# DOCUMENT SECTION
Using the Snowflake Connector for Python

This topic provides a series of examples that illustrate how to use the Snowflake Connector to perform standard Snowflake operations such as user login, database and table creation, warehouse creation, data insertion/loading, and querying.

The sample code at the end of this topic combines the examples into a single, working Python program.

In this Topic:

Connecting to Snowflake

First, import the snowflake.connector module:

import snowflake.connector

Then set the user information in variables that will be used in the next example to log into Snowflake:

# Setting your account information
ACCOUNT = '<your_account_name>'
USER = '<your_login_name>'
PASSWORD = '<your_password>'

import os

# only required if you copy data from your own S3 bucket
AWS_ACCESS_KEY_ID = os.getenv('AWS_ACCESS_KEY_ID')
AWS_SECRET_ACCESS_KEY = os.getenv('AWS_SECRET_ACCESS_KEY')

Element location data
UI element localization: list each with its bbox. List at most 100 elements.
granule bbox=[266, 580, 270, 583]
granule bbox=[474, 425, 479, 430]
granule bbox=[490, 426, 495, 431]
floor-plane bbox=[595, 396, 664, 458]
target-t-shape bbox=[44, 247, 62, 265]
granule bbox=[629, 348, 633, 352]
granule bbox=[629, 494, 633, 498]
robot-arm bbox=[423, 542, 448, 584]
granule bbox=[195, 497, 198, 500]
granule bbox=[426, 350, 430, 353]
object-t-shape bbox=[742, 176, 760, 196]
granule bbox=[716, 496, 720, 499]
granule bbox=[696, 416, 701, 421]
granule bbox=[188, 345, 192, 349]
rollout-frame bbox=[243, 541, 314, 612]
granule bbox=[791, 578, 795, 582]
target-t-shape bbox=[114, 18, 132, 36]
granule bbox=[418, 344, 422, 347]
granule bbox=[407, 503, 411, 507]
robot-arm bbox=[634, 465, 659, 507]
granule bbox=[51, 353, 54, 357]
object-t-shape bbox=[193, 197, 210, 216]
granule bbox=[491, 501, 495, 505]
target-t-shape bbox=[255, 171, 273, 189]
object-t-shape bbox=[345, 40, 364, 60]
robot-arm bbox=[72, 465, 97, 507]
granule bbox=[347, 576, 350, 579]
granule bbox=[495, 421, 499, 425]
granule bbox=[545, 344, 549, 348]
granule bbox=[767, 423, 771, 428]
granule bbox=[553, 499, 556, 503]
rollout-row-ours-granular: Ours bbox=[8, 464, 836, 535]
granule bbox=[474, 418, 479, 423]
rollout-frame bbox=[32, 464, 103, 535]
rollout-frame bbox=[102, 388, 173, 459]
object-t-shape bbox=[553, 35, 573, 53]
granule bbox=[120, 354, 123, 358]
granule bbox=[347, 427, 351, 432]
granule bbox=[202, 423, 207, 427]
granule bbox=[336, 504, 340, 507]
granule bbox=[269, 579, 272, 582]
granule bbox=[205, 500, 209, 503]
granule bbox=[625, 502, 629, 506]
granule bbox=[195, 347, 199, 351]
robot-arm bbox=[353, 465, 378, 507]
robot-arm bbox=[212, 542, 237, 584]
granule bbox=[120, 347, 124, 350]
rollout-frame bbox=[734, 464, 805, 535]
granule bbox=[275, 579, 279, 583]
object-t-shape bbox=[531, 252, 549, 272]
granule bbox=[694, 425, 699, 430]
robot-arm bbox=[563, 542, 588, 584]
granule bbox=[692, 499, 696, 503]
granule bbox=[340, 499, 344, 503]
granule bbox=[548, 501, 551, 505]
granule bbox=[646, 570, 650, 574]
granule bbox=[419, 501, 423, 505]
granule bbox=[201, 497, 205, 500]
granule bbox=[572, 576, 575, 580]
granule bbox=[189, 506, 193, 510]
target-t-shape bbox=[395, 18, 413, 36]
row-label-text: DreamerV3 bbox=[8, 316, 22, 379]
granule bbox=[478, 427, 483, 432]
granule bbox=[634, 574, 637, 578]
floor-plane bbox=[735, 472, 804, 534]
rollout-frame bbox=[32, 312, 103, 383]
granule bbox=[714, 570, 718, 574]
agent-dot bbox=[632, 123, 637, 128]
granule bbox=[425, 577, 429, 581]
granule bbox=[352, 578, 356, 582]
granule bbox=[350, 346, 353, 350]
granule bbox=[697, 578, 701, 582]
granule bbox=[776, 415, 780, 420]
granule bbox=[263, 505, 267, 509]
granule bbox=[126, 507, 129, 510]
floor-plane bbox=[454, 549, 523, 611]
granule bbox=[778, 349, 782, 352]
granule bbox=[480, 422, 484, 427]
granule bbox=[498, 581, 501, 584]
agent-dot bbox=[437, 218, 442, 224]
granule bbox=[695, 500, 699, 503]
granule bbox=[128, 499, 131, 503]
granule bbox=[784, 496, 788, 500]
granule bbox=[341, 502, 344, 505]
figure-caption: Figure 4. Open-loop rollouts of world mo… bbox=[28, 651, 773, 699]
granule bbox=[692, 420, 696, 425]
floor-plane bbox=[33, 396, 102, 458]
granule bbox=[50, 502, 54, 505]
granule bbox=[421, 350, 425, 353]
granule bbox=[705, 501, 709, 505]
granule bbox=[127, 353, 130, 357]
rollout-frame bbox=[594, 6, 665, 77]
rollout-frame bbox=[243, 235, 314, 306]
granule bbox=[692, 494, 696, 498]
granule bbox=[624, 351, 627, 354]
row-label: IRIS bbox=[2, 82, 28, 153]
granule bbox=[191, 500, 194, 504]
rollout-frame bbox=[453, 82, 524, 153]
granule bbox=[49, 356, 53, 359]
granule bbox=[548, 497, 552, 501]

# TO-DO LIST
• A. For each statement about the Snowflake Connector text, answer yes or no and quote the words of the text that decide it. (i) The sample code at the end of the topic combines the examples into one working Python program. (ii) The AWS access key variables are needed for every connection to Snowflake. (iii) The user information is stored in variables that are used to log into Snowflake.
• B. Convert the part of the records that opens with their first line and closes with the line containing "granule bbox=[572, 576, 575, 580]" into a numbered list, leaving out blank lines.
The text and the records were taken from different sources.

# COMPLETED EXERCISE
• A.
(i) Yes: "The sample code at the end of this topic combines the examples into a single, working Python program."
(ii) No: "only required if you copy data from your own S3 bucket"
(iii) Yes: "set the user information in variables that will be used in the next example to log into Snowflake"

• B.
1. UI element localization: list each with its bbox. List at most 100 elements.
2. granule bbox=[266, 580, 270, 583]
3. granule bbox=[474, 425, 479, 430]
4. granule bbox=[490, 426, 495, 431]
5. floor-plane bbox=[595, 396, 664, 458]
6. target-t-shape bbox=[44, 247, 62, 265]
7. granule bbox=[629, 348, 633, 352]
8. granule bbox=[629, 494, 633, 498]
9. robot-arm bbox=[423, 542, 448, 584]
10. granule bbox=[195, 497, 198, 500]
11. granule bbox=[426, 350, 430, 353]
12. object-t-shape bbox=[742, 176, 760, 196]
13. granule bbox=[716, 496, 720, 499]
14. granule bbox=[696, 416, 701, 421]
15. granule bbox=[188, 345, 192, 349]
16. rollout-frame bbox=[243, 541, 314, 612]
17. granule bbox=[791, 578, 795, 582]
18. target-t-shape bbox=[114, 18, 132, 36]
19. granule bbox=[418, 344, 422, 347]
20. granule bbox=[407, 503, 411, 507]
21. robot-arm bbox=[634, 465, 659, 507]
22. granule bbox=[51, 353, 54, 357]
23. object-t-shape bbox=[193, 197, 210, 216]
24. granule bbox=[491, 501, 495, 505]
25. target-t-shape bbox=[255, 171, 273, 189]
26. object-t-shape bbox=[345, 40, 364, 60]
27. robot-arm bbox=[72, 465, 97, 507]
28. granule bbox=[347, 576, 350, 579]
29. granule bbox=[495, 421, 499, 425]
30. granule bbox=[545, 344, 549, 348]
31. granule bbox=[767, 423, 771, 428]
32. granule bbox=[553, 499, 556, 503]
33. rollout-row-ours-granular: Ours bbox=[8, 464, 836, 535]
34. granule bbox=[474, 418, 479, 423]
35. rollout-frame bbox=[32, 464, 103, 535]
36. rollout-frame bbox=[102, 388, 173, 459]
37. object-t-shape bbox=[553, 35, 573, 53]
38. granule bbox=[120, 354, 123, 358]
39. granule bbox=[347, 427, 351, 432]
40. granule bbox=[202, 423, 207, 427]
41. granule bbox=[336, 504, 340, 507]
42. granule bbox=[269, 579, 272, 582]
43. granule bbox=[205, 500, 209, 503]
44. granule bbox=[625, 502, 629, 506]
45. granule bbox=[195, 347, 199, 351]
46. robot-arm bbox=[353, 465, 378, 507]
47. robot-arm bbox=[212, 542, 237, 584]
48. granule bbox=[120, 347, 124, 350]
49. rollout-frame bbox=[734, 464, 805, 535]
50. granule bbox=[275, 579, 279, 583]
51. object-t-shape bbox=[531, 252, 549, 272]
52. granule bbox=[694, 425, 699, 430]
53. robot-arm bbox=[563, 542, 588, 584]
54. granule bbox=[692, 499, 696, 503]
55. granule bbox=[340, 499, 344, 503]
56. granule bbox=[548, 501, 551, 505]
57. granule bbox=[646, 570, 650, 574]
58. granule bbox=[419, 501, 423, 505]
59. granule bbox=[201, 497, 205, 500]
60. granule bbox=[572, 576, 575, 580]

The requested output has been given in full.